What you are asked to do: Your task is to output the listing word for word, with pictures excluded.

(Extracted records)
○ ○ ○ ○ ○
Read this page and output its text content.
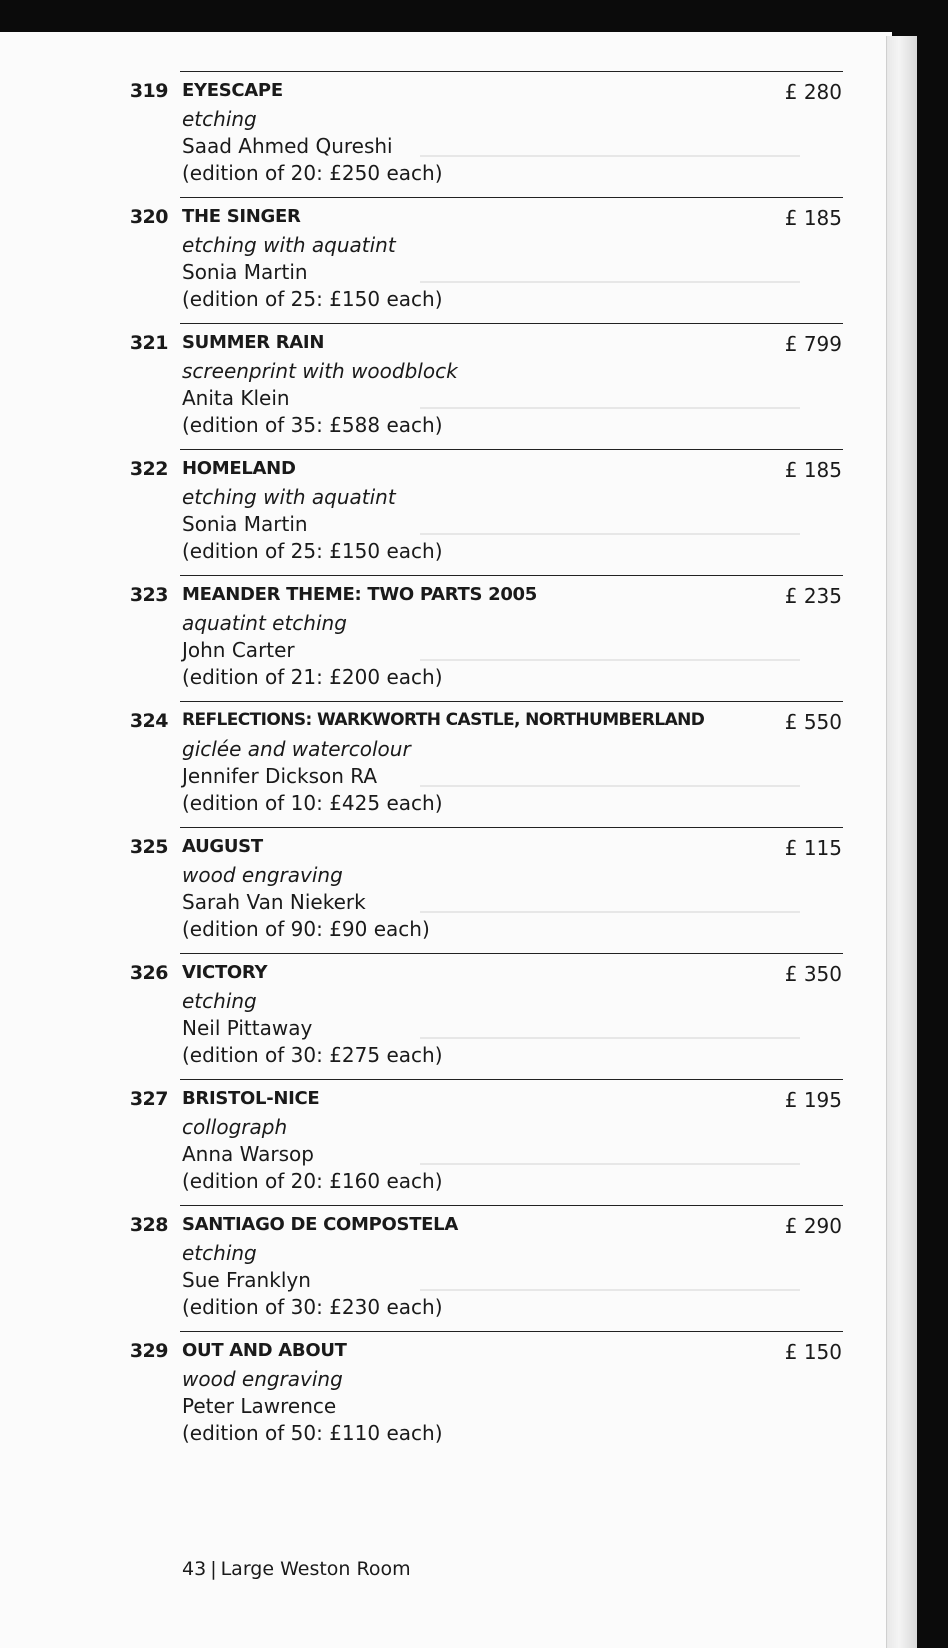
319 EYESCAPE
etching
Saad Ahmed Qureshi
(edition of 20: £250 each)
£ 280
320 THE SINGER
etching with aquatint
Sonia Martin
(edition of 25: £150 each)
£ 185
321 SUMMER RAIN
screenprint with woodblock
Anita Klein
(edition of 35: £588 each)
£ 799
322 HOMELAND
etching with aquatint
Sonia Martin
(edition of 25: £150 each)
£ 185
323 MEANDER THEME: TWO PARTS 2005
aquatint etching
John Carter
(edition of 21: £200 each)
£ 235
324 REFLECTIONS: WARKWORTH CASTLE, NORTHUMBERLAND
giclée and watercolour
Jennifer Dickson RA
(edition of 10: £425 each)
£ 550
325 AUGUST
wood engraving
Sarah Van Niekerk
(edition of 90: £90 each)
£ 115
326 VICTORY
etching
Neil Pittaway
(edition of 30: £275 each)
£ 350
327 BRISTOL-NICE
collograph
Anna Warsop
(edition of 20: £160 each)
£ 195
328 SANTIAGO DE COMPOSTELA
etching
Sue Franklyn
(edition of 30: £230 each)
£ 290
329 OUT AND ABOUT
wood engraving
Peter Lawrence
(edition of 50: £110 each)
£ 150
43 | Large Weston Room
○ ○ ○ ○ ○
Solution:
Read this page and output its text content.
319 EYESCAPE
etching
Saad Ahmed Qureshi
(edition of 20: £250 each)
£ 280
320 THE SINGER
etching with aquatint
Sonia Martin
(edition of 25: £150 each)
£ 185
321 SUMMER RAIN
screenprint with woodblock
Anita Klein
(edition of 35: £588 each)
£ 799
322 HOMELAND
etching with aquatint
Sonia Martin
(edition of 25: £150 each)
£ 185
323 MEANDER THEME: TWO PARTS 2005
aquatint etching
John Carter
(edition of 21: £200 each)
£ 235
324 REFLECTIONS: WARKWORTH CASTLE, NORTHUMBERLAND
giclée and watercolour
Jennifer Dickson RA
(edition of 10: £425 each)
£ 550
325 AUGUST
wood engraving
Sarah Van Niekerk
(edition of 90: £90 each)
£ 115
326 VICTORY
etching
Neil Pittaway
(edition of 30: £275 each)
£ 350
327 BRISTOL-NICE
collograph
Anna Warsop
(edition of 20: £160 each)
£ 195
328 SANTIAGO DE COMPOSTELA
etching
Sue Franklyn
(edition of 30: £230 each)
£ 290
329 OUT AND ABOUT
wood engraving
Peter Lawrence
(edition of 50: £110 each)
£ 150
43 | Large Weston Room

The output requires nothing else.